WRITTEN REQUEST: Your task is to output all the records below, word for word.

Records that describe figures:
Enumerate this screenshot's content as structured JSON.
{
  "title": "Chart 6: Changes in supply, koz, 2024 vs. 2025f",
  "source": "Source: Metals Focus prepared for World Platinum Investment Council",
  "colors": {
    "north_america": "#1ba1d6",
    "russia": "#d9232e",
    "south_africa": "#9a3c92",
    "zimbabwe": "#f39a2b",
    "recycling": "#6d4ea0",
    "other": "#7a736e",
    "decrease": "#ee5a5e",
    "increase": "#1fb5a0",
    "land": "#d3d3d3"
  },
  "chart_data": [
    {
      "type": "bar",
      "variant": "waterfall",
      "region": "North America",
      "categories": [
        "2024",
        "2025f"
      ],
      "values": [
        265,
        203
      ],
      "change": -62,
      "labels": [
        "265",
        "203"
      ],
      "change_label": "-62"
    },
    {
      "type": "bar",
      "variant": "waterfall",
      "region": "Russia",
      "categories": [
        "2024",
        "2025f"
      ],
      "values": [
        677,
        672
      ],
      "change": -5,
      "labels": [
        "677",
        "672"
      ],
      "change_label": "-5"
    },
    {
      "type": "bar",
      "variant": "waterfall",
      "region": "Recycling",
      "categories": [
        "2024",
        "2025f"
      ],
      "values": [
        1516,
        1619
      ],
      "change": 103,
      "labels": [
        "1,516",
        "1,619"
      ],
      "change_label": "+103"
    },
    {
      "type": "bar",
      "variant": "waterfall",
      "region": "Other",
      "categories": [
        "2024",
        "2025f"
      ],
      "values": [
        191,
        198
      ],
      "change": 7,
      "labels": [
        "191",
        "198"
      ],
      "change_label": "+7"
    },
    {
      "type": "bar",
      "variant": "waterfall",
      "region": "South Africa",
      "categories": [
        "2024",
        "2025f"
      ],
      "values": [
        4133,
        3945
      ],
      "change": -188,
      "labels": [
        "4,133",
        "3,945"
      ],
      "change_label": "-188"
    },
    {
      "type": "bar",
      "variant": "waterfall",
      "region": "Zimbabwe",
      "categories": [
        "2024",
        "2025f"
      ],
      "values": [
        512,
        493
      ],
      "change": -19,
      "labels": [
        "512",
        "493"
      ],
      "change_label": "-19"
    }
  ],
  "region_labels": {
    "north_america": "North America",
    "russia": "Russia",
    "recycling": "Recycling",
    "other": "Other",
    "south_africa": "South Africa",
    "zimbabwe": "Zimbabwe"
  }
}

CORRECT RESPONSE:
Enumerate this screenshot's content as structured JSON.
{
  "title": "Chart 6: Changes in supply, koz, 2024 vs. 2025f",
  "source": "Source: Metals Focus prepared for World Platinum Investment Council",
  "colors": {
    "north_america": "#1ba1d6",
    "russia": "#d9232e",
    "south_africa": "#9a3c92",
    "zimbabwe": "#f39a2b",
    "recycling": "#6d4ea0",
    "other": "#7a736e",
    "decrease": "#ee5a5e",
    "increase": "#1fb5a0",
    "land": "#d3d3d3"
  },
  "chart_data": [
    {
      "type": "bar",
      "variant": "waterfall",
      "region": "North America",
      "categories": [
        "2024",
        "2025f"
      ],
      "values": [
        265,
        203
      ],
      "change": -62,
      "labels": [
        "265",
        "203"
      ],
      "change_label": "-62"
    },
    {
      "type": "bar",
      "variant": "waterfall",
      "region": "Russia",
      "categories": [
        "2024",
        "2025f"
      ],
      "values": [
        677,
        672
      ],
      "change": -5,
      "labels": [
        "677",
        "672"
      ],
      "change_label": "-5"
    },
    {
      "type": "bar",
      "variant": "waterfall",
      "region": "Recycling",
      "categories": [
        "2024",
        "2025f"
      ],
      "values": [
        1516,
        1619
      ],
      "change": 103,
      "labels": [
        "1,516",
        "1,619"
      ],
      "change_label": "+103"
    },
    {
      "type": "bar",
      "variant": "waterfall",
      "region": "Other",
      "categories": [
        "2024",
        "2025f"
      ],
      "values": [
        191,
        198
      ],
      "change": 7,
      "labels": [
        "191",
        "198"
      ],
      "change_label": "+7"
    },
    {
      "type": "bar",
      "variant": "waterfall",
      "region": "South Africa",
      "categories": [
        "2024",
        "2025f"
      ],
      "values": [
        4133,
        3945
      ],
      "change": -188,
      "labels": [
        "4,133",
        "3,945"
      ],
      "change_label": "-188"
    },
    {
      "type": "bar",
      "variant": "waterfall",
      "region": "Zimbabwe",
      "categories": [
        "2024",
        "2025f"
      ],
      "values": [
        512,
        493
      ],
      "change": -19,
      "labels": [
        "512",
        "493"
      ],
      "change_label": "-19"
    }
  ],
  "region_labels": {
    "north_america": "North America",
    "russia": "Russia",
    "recycling": "Recycling",
    "other": "Other",
    "south_africa": "South Africa",
    "zimbabwe": "Zimbabwe"
  }
}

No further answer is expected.